Provided records —
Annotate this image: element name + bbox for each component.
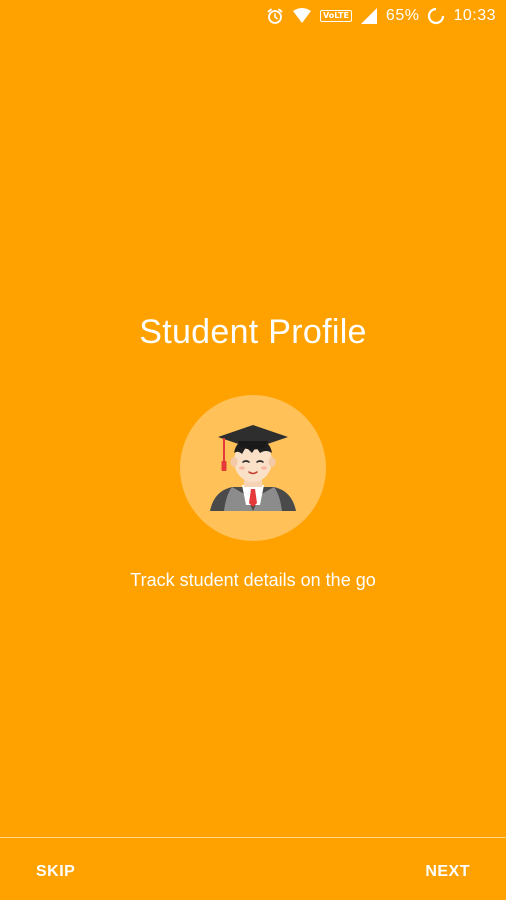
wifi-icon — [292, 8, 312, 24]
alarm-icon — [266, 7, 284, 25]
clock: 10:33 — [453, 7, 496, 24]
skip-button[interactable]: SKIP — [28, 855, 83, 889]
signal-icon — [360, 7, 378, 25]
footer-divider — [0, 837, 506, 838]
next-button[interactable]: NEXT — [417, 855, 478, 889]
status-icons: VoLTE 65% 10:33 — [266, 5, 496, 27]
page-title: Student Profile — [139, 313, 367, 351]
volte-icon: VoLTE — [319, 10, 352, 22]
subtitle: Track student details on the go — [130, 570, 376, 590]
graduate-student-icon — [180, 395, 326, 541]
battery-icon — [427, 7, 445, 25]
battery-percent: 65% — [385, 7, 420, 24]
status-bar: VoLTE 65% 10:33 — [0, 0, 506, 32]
--
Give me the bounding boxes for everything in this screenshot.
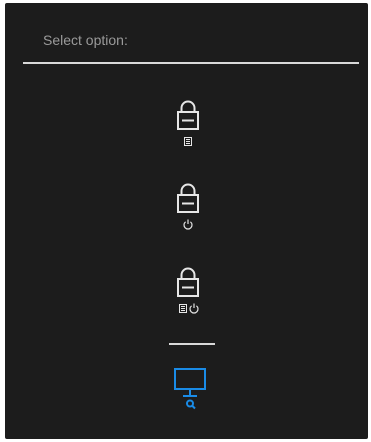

Directions — Reproduce verbatim the material starting with the line that contains "Annotate this image: element" and going on through the line that contains "subtitle: Track student", both included. Omit the pictures.

Answer to this exercise —
Annotate this image: element name + bbox for each component.
wifi-icon — [292, 8, 312, 24]
alarm-icon — [266, 7, 284, 25]
clock: 10:33 — [453, 7, 496, 24]
skip-button[interactable]: SKIP — [28, 855, 83, 889]
signal-icon — [360, 7, 378, 25]
footer-divider — [0, 837, 506, 838]
next-button[interactable]: NEXT — [417, 855, 478, 889]
status-icons: VoLTE 65% 10:33 — [266, 5, 496, 27]
page-title: Student Profile — [139, 313, 367, 351]
volte-icon: VoLTE — [319, 10, 352, 22]
subtitle: Track student details on the go — [130, 570, 376, 590]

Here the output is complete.